• **EXTRACTED INFORMATION**
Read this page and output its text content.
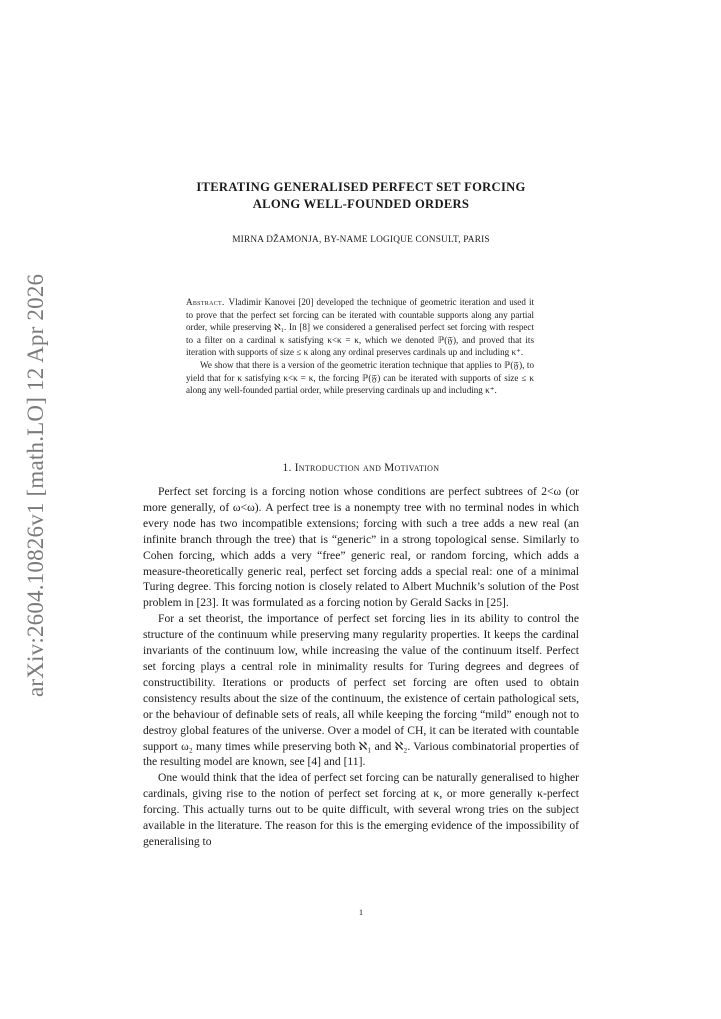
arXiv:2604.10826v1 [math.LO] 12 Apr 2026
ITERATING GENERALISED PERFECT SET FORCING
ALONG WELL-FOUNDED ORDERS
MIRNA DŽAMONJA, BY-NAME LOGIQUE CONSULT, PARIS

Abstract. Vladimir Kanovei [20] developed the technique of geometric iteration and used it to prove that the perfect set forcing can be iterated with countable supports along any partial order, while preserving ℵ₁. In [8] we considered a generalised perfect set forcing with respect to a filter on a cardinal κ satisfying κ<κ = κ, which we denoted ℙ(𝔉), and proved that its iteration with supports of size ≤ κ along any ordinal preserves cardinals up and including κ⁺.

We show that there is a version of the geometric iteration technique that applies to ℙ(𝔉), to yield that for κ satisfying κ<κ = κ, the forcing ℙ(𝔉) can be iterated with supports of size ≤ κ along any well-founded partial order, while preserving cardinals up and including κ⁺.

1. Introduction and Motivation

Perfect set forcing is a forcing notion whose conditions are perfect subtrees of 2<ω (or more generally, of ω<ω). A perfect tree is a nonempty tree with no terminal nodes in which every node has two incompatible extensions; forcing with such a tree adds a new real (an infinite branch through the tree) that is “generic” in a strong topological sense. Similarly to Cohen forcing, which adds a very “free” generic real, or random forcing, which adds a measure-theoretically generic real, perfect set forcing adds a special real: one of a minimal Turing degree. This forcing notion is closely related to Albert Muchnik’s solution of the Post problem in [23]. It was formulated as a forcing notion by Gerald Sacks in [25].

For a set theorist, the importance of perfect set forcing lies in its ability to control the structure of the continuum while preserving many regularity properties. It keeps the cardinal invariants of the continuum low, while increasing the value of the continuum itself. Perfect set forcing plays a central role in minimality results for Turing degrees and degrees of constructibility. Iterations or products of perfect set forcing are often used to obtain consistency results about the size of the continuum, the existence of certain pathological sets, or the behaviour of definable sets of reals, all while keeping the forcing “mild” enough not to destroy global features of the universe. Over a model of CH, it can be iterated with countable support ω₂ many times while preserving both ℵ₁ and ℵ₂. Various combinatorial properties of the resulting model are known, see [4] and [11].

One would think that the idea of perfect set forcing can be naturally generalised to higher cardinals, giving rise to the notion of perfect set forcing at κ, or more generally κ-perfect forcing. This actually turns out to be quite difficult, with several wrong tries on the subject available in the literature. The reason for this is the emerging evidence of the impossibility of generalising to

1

• **EXERCISE BRIEF**
State how many lines of the listing above include the word "technique". Give nothing but the number.

• **THE SOLUTION**
2